Document excerpt:
Mary Hamilton

Last updated

"Mary Hamilton"
or, "The Fower Maries"
Song
Published16th century
Genre Child Ballad
Songwriter(s) Anonymous

"Mary Hamilton", or "The Fower Maries" ("The Four Marys"), is a common name for a well-known sixteenth-century ballad from Scotland based on an apparently fictional incident about a lady-in-waiting to a Queen of Scotland. It is Child Ballad 173 and Roud 79.

Contents

In all versions of the song, Mary Hamilton is a personal attendant to the Queen of Scots, but precisely which queen is not specified. She becomes pregnant by the Queen's husband, the King of Scots, which results in the birth of a baby. Mary kills the infant – in some versions by casting it out to sea [1] or drowning, and in others by exposure. The crime is seen and she is convicted. The ballad recounts Mary's thoughts about her life and her impending death in a first-person narrative.

Versions of the ballad have been recorded by a number of artists, including Joan Baez, The Corries, and Angelo Branduardi. [2]

Sources of the ballad

Illustration by Eleanor Fortescue-Brickdale: She had Mary Seaton, and Mary Beaton, And Mary Carmichael, and me Eleanor Fortesque Brickdale's Golden book of famous women (1919) - The Queen's Marie.jpg
Illustration by Eleanor Fortescue-Brickdale: She had Mary Seaton, and Mary Beaton, And Mary Carmichael, and me

Most versions of the song are set in Edinburgh (Scotland's traditional capital), but Joan Baez set her version, possibly the best known, in Glasgow, ending with these words:

Last night there were four Maries;
Tonight there'll be but three:
There was Mary Beaton and Mary Seton
And Mary Carmichael and me.

This verse suggests Mary Hamilton was one of the famous Four Maries, four girls named Mary who were chosen by the queen mother and regent Mary of Guise to be companion ladies-in-waiting to her daughter, the child monarch Mary, Queen of Scots. However their names were Mary Seton, Mary Beaton, Mary Fleming and Mary Livingston.

Mary Stuart could not be a real life source for the ballad in any of its current forms as these are in conflict with the historical record. She and the Four Maries lived in France from 1547 to 1560, where Mary was dauphine and then queen as the wife of King Francis II. Mary later returned home to Scotland (keeping the French spelling of her surname, Stuart). She married her second husband, Henry Stuart, Lord Darnley in July 1565, and he was murdered 20 months later, when he was king of Scots and joint ruler with Mary. So there was not much time for Darnley to have got one of the four Maries (or any other mistress) pregnant, and there is no record of him having done so. Also the song refers to "the highest Stuart of all" – which between 1542 and 1567 was a woman not a man. [3]

The ballad could contain echoes of James IV or James V, who both had several illegitimate children, but none of their mistresses were executed or tried to dispose of a baby.

In many versions of the song, the queen is called "the auld Queen". This would normally indicate a Queen Dowager or Queen Mother, but in this context suggests a queen consort who was an older woman, and married to a king of comparable age. If the reference is limited to Queens named Mary, another candidate would be Mary of Guelders (1434–1463), queen to James II, King of Scots.

Supplied data:

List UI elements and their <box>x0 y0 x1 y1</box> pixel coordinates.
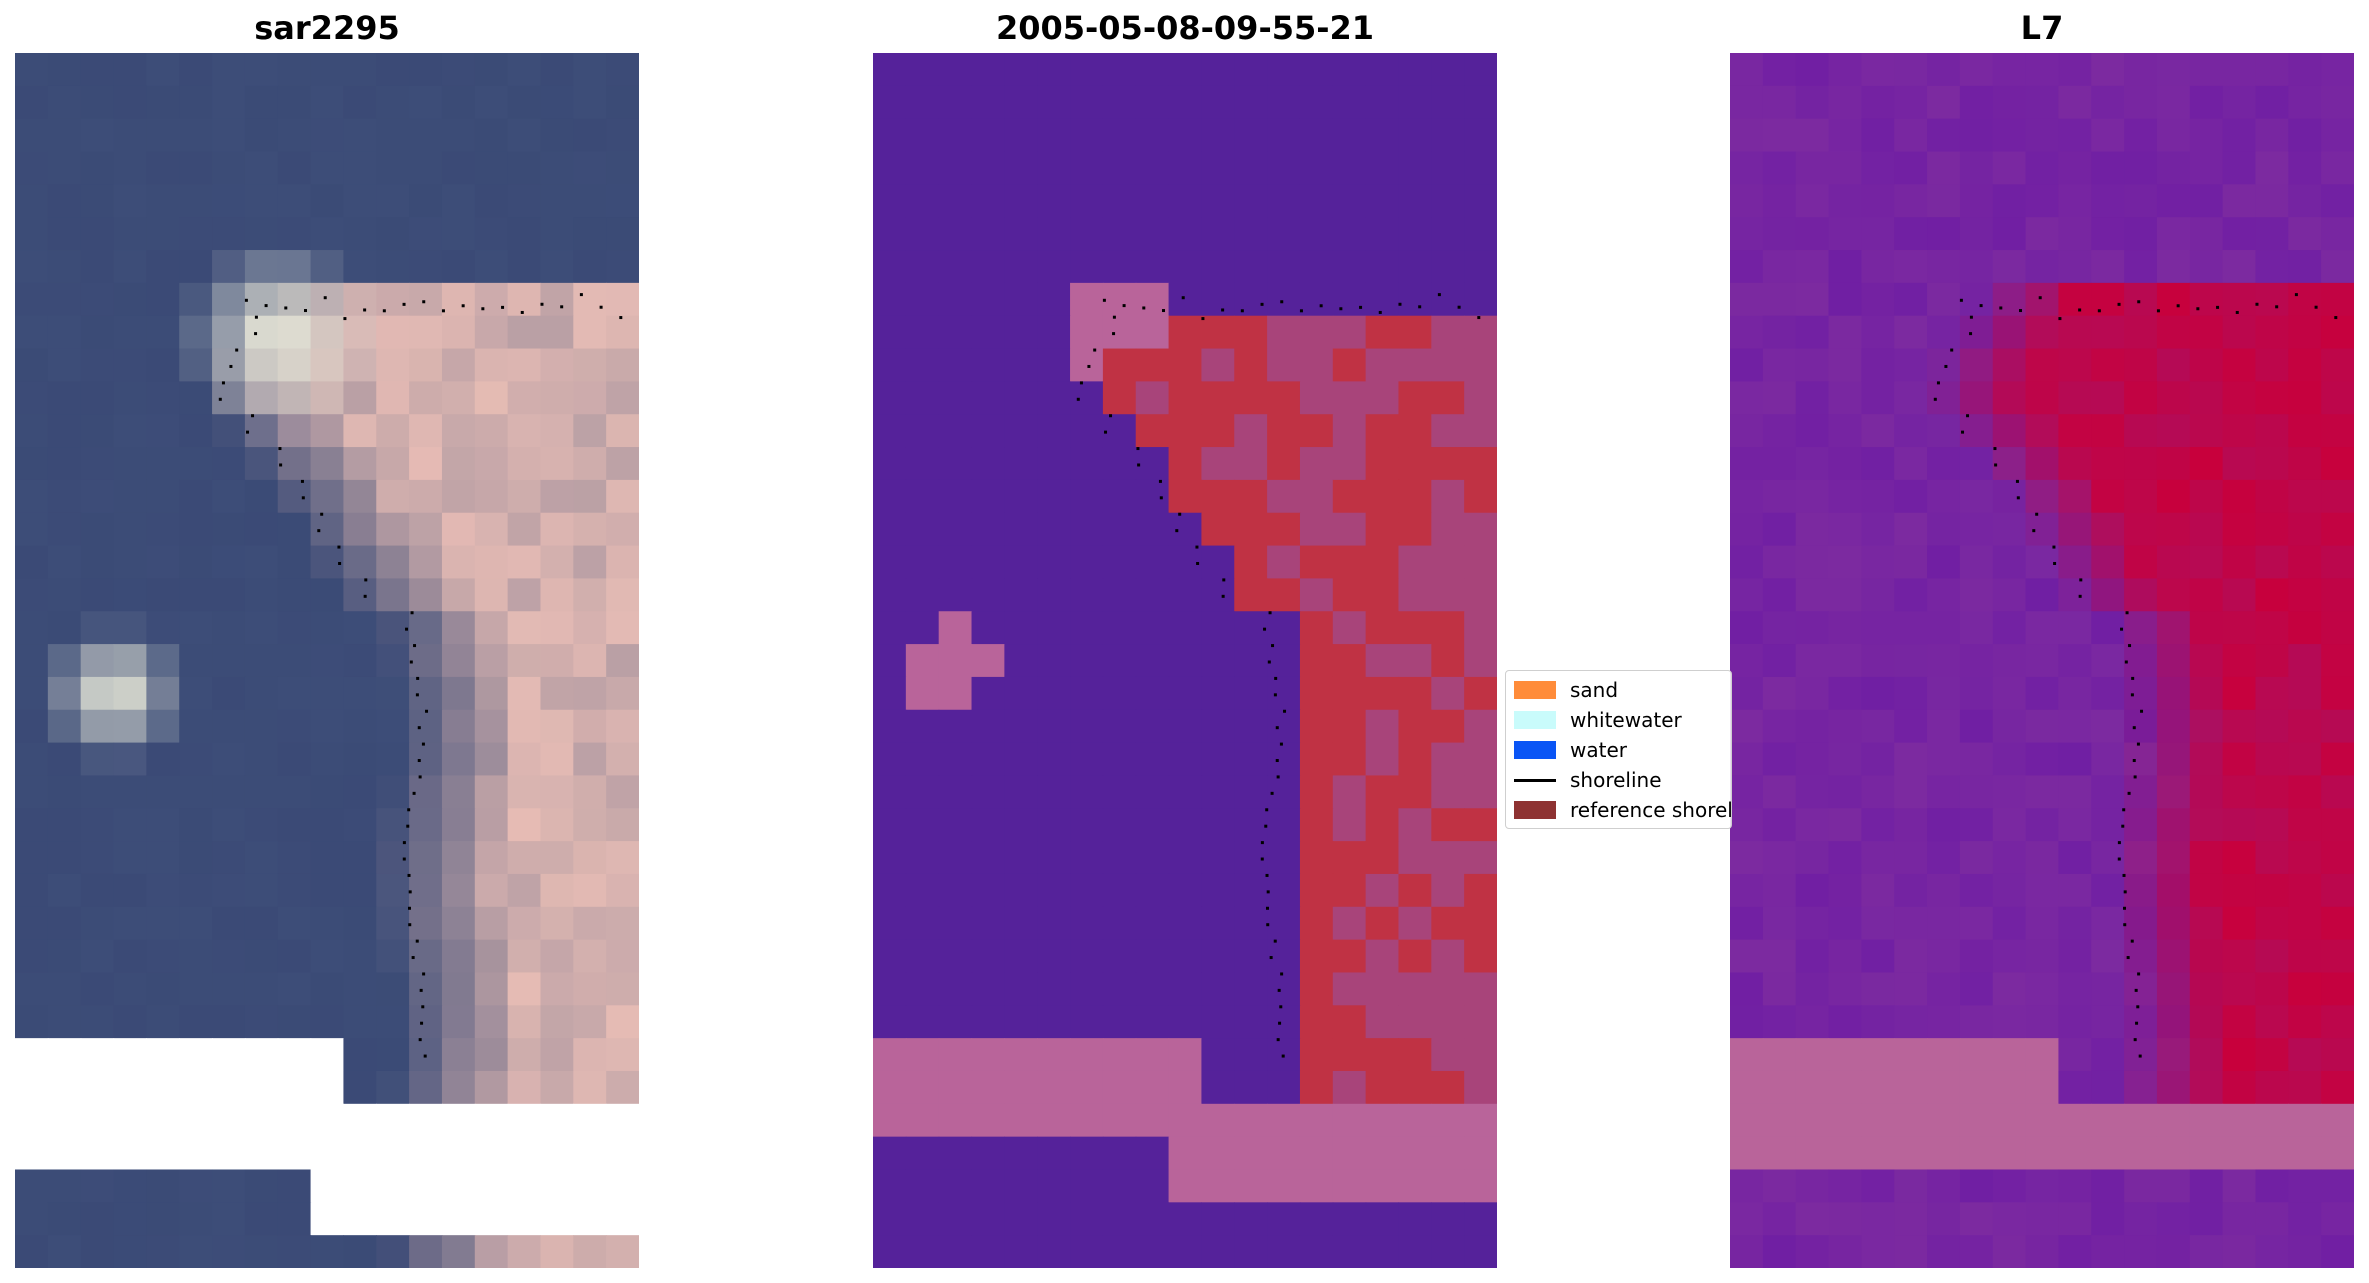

--

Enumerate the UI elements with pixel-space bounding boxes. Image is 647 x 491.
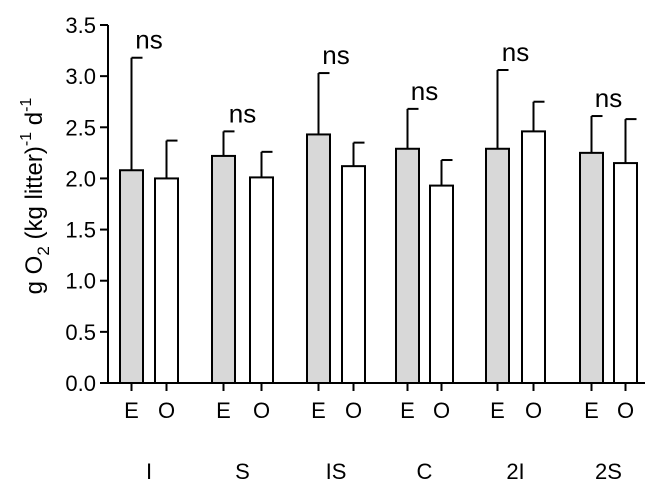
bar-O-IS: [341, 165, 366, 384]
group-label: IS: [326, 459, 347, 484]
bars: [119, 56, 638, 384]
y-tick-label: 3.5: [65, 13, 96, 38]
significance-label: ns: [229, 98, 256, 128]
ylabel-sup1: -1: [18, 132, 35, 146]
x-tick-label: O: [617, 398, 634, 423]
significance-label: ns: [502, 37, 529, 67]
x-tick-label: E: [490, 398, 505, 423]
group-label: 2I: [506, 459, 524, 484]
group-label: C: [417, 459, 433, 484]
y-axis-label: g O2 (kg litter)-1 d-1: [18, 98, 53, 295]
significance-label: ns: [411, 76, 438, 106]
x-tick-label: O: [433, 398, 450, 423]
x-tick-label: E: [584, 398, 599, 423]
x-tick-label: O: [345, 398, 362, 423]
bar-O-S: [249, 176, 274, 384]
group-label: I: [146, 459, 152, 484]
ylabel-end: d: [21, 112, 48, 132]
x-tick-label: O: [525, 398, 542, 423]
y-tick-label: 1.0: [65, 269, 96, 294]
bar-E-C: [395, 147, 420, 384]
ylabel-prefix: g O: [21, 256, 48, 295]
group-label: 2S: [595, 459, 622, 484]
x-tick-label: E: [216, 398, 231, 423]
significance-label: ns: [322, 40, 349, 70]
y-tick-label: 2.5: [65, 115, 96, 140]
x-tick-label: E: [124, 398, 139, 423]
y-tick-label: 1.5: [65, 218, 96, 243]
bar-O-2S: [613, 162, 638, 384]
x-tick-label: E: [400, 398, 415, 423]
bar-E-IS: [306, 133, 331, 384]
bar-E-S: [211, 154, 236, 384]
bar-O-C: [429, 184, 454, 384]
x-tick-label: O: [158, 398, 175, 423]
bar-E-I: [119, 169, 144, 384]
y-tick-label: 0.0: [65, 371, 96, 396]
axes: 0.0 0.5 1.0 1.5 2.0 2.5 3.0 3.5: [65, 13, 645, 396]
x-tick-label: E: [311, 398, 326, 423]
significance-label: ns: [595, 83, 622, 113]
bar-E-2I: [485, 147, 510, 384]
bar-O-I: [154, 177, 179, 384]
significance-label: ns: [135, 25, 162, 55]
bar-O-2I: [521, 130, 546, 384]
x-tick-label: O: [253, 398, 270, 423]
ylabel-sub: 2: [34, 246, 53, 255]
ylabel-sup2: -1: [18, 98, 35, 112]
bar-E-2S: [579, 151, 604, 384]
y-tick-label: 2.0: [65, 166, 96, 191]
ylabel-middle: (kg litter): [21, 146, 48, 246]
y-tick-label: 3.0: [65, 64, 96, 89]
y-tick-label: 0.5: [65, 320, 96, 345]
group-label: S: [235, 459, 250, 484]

* * *

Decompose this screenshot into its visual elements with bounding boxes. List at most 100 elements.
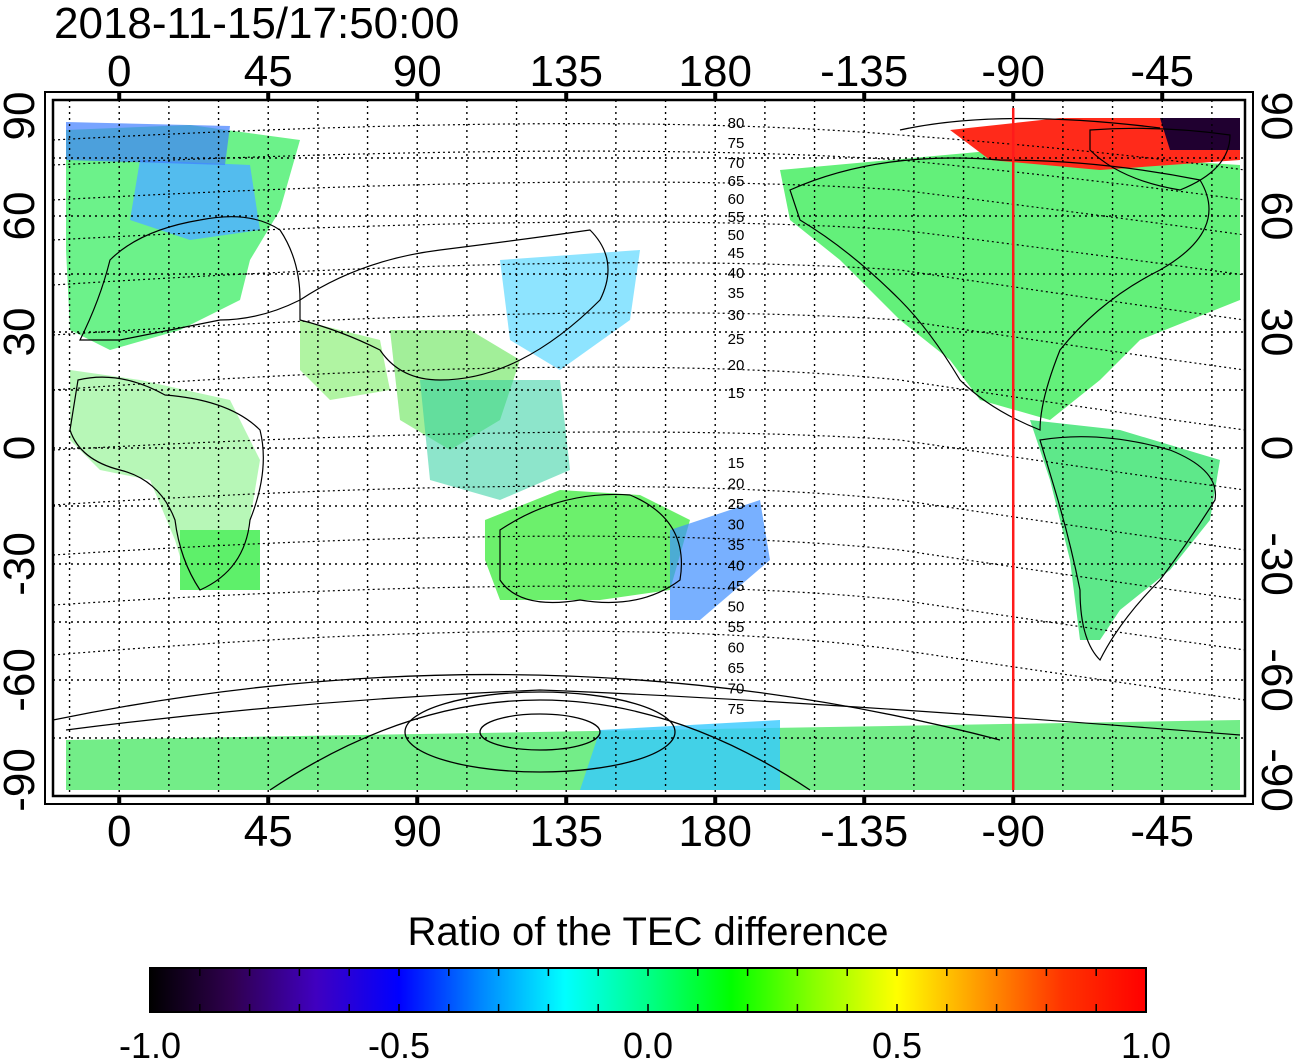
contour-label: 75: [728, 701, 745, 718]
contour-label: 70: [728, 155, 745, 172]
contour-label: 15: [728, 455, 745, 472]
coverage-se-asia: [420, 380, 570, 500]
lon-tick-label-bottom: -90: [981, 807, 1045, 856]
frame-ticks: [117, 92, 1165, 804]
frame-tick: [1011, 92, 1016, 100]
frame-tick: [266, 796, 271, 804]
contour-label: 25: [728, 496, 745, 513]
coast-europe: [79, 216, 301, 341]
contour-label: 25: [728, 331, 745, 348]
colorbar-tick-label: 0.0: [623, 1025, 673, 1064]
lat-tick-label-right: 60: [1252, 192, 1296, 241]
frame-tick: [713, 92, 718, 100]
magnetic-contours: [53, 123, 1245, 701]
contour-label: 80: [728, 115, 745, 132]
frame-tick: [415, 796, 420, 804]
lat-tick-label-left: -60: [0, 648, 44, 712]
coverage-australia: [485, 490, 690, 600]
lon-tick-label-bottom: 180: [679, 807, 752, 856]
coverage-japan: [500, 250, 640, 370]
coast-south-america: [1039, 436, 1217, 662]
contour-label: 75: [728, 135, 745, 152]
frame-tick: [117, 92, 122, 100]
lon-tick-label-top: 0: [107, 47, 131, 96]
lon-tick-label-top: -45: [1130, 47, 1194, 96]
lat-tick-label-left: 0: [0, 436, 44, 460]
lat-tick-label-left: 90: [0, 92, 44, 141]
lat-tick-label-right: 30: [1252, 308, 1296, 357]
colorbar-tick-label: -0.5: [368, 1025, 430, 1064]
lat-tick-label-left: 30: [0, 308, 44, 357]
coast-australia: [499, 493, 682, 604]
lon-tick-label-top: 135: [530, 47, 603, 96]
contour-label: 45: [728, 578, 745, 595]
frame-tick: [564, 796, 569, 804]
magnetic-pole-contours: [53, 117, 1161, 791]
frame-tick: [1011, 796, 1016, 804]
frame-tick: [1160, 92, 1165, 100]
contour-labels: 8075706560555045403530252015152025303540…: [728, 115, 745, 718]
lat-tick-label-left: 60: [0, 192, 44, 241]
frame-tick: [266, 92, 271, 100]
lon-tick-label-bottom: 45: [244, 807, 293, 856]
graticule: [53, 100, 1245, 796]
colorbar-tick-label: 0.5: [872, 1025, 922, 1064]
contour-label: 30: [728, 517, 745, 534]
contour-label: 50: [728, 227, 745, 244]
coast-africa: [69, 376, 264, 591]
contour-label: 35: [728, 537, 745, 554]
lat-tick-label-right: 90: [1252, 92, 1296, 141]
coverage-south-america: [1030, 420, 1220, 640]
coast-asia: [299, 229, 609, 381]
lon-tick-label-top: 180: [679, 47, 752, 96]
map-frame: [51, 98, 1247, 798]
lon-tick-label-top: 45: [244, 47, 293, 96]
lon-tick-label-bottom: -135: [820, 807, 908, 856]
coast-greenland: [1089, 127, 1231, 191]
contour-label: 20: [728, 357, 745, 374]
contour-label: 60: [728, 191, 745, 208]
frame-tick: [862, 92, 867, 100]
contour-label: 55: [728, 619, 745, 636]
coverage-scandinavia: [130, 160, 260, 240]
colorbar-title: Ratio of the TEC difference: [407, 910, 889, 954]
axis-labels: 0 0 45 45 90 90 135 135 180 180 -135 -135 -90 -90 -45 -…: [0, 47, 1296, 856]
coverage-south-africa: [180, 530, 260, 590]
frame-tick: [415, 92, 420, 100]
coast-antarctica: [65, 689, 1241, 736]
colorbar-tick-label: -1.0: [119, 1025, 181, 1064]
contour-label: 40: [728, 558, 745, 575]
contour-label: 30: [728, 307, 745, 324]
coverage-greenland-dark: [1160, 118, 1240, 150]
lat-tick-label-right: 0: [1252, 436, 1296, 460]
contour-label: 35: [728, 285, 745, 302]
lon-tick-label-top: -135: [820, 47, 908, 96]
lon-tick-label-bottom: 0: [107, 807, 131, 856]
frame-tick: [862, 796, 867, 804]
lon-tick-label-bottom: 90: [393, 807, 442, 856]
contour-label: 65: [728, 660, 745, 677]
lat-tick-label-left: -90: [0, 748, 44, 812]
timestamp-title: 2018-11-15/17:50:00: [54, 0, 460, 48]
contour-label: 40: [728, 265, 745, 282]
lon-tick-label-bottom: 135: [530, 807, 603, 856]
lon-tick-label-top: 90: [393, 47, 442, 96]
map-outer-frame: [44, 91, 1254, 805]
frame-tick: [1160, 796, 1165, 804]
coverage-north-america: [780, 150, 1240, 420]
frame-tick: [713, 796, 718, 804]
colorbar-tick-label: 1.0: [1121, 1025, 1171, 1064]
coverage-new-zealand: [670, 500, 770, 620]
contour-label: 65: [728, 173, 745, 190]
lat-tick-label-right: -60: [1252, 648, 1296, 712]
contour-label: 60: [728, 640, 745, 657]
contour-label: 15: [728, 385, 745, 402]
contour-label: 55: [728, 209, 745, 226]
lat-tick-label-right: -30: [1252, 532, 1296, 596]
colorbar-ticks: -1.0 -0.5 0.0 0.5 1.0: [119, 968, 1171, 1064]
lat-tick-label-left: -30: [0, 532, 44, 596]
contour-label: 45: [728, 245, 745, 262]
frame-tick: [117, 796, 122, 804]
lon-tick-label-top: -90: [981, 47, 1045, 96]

Required tasks:
A. According to the article on the ballad "Mary Hamilton," what were the actual names of the historical Four Maries?
B. For each statement, say whether the article on the ballad "Mary Hamilton" supports it, and quote the words that decide it. (i) Most versions of the song are set in Glasgow. (ii) Mary Stuart married Lord Darnley in July 1565. (iii) Mary of Guelders was queen to James IV.

Expected outputs:
A. Mary Seton, Mary Beaton, Mary Fleming and Mary Livingston.

B.
(i) No: "Most versions of the song are set in Edinburgh (Scotland's traditional capital)"
(ii) Yes: "She married her second husband, Henry Stuart, Lord Darnley in July 1565"
(iii) No: "Mary of Guelders (1434–1463), queen to James II, King of Scots"